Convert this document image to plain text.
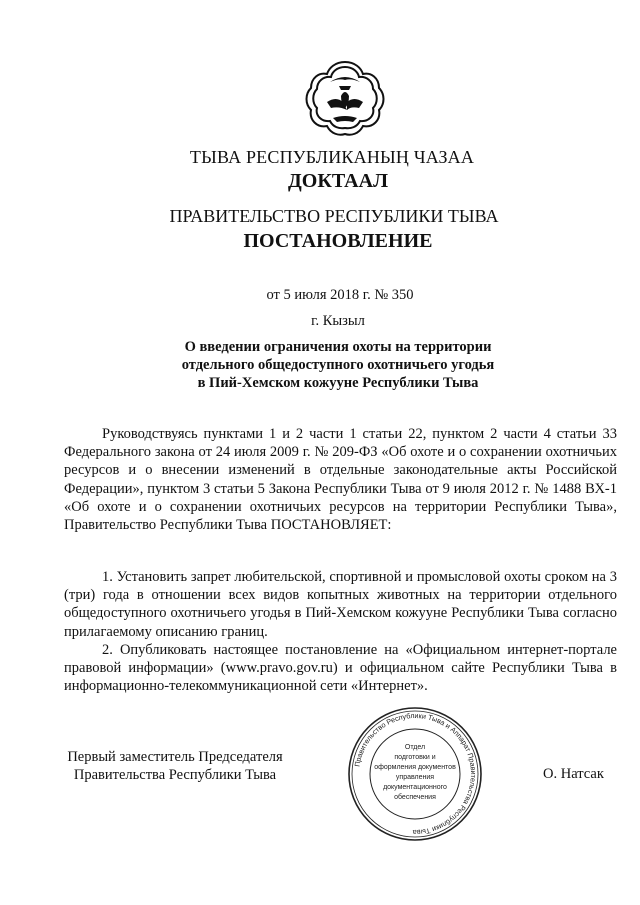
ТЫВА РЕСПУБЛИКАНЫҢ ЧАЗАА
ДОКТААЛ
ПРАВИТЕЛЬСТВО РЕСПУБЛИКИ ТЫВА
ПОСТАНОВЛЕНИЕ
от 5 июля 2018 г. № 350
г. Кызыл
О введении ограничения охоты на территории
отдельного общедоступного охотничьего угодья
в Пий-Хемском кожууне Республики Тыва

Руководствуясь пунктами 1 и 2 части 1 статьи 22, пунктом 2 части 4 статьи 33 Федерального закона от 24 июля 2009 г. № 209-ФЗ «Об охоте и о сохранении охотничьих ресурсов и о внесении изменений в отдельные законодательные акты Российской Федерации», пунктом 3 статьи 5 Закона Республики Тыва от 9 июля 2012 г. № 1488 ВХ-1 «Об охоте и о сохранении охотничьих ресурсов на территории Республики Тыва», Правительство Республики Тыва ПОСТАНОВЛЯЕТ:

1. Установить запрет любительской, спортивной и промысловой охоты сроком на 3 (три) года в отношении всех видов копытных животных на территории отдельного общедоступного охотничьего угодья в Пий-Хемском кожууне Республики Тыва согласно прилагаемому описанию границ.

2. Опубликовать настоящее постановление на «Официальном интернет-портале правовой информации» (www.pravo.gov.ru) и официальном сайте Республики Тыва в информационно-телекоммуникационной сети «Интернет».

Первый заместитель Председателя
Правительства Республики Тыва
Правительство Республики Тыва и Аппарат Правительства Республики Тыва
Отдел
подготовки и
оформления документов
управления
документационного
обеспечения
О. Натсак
*-*-*
■ **Set problem**:
Omit the pictures and give the material again, exactly and in full.

■ **Expected answer**:
Convert this document image to plain text.
ТЫВА РЕСПУБЛИКАНЫҢ ЧАЗАА
ДОКТААЛ
ПРАВИТЕЛЬСТВО РЕСПУБЛИКИ ТЫВА
ПОСТАНОВЛЕНИЕ
от 5 июля 2018 г. № 350
г. Кызыл
О введении ограничения охоты на территории
отдельного общедоступного охотничьего угодья
в Пий-Хемском кожууне Республики Тыва

Руководствуясь пунктами 1 и 2 части 1 статьи 22, пунктом 2 части 4 статьи 33 Федерального закона от 24 июля 2009 г. № 209-ФЗ «Об охоте и о сохранении охотничьих ресурсов и о внесении изменений в отдельные законодательные акты Российской Федерации», пунктом 3 статьи 5 Закона Республики Тыва от 9 июля 2012 г. № 1488 ВХ-1 «Об охоте и о сохранении охотничьих ресурсов на территории Республики Тыва», Правительство Республики Тыва ПОСТАНОВЛЯЕТ:

1. Установить запрет любительской, спортивной и промысловой охоты сроком на 3 (три) года в отношении всех видов копытных животных на территории отдельного общедоступного охотничьего угодья в Пий-Хемском кожууне Республики Тыва согласно прилагаемому описанию границ.

2. Опубликовать настоящее постановление на «Официальном интернет-портале правовой информации» (www.pravo.gov.ru) и официальном сайте Республики Тыва в информационно-телекоммуникационной сети «Интернет».

Первый заместитель Председателя
Правительства Республики Тыва
Правительство Республики Тыва и Аппарат Правительства Республики Тыва
Отдел
подготовки и
оформления документов
управления
документационного
обеспечения
О. Натсак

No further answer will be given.